- Exercise goal: Below are some records. Say how many of their lines contain the string "被相続人の推移と将来推計", and give nothing but the number.

- Records shown:
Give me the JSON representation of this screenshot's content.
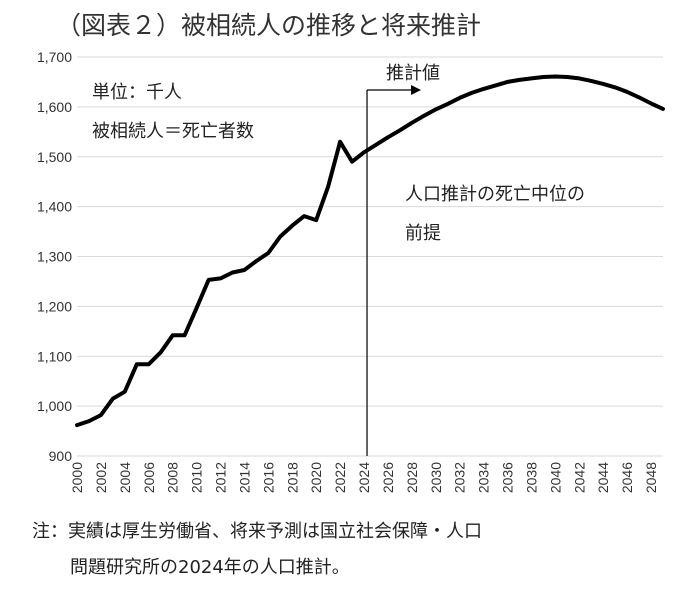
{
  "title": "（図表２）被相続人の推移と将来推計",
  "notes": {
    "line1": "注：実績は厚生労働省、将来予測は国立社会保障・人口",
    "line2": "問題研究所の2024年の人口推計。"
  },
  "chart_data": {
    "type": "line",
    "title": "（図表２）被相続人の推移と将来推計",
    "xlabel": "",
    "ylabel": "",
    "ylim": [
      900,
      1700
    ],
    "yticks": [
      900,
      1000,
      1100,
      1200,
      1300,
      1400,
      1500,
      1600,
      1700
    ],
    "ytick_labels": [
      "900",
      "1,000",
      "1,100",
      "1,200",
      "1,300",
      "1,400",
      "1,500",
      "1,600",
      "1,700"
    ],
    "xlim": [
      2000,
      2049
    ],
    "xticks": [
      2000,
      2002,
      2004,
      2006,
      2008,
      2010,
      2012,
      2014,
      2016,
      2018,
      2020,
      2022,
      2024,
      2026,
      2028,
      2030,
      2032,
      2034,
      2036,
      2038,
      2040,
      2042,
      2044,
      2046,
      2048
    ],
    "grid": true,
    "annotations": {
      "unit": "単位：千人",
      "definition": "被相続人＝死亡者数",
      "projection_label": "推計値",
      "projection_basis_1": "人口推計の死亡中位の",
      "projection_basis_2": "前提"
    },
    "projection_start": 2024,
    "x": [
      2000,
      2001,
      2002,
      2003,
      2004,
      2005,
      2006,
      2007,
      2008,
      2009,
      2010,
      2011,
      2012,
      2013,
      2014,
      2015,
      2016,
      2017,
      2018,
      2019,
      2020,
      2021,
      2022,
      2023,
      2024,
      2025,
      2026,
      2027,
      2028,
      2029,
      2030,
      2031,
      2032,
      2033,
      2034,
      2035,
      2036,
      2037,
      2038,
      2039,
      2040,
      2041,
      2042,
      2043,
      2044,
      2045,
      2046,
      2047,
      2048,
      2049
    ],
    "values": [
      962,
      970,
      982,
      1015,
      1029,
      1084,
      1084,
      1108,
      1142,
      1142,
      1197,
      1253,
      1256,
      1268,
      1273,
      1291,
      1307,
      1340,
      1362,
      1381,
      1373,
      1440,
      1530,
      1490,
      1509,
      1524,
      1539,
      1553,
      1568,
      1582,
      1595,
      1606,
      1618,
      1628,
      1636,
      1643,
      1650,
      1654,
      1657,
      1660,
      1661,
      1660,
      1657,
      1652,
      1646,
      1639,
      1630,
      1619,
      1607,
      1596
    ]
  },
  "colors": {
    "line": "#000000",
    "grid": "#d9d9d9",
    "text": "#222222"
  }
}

---

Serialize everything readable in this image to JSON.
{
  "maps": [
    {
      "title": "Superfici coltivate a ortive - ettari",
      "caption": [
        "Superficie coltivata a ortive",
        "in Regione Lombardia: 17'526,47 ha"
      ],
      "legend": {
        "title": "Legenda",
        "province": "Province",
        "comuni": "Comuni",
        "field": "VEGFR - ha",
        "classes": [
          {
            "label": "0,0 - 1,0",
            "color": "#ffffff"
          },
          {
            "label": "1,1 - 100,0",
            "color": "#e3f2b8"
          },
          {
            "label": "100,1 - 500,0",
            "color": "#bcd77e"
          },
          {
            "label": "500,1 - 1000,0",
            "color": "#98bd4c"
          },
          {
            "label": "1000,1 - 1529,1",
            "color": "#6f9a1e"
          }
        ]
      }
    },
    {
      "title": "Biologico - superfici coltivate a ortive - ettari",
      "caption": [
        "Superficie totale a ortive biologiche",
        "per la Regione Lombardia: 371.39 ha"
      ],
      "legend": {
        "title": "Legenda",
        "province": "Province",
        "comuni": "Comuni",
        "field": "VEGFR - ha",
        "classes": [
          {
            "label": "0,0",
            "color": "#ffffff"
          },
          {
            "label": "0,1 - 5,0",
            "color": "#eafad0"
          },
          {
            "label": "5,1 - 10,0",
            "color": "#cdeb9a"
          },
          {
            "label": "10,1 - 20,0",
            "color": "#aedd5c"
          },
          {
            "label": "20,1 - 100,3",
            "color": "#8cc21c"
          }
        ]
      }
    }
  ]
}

- Final answer: 2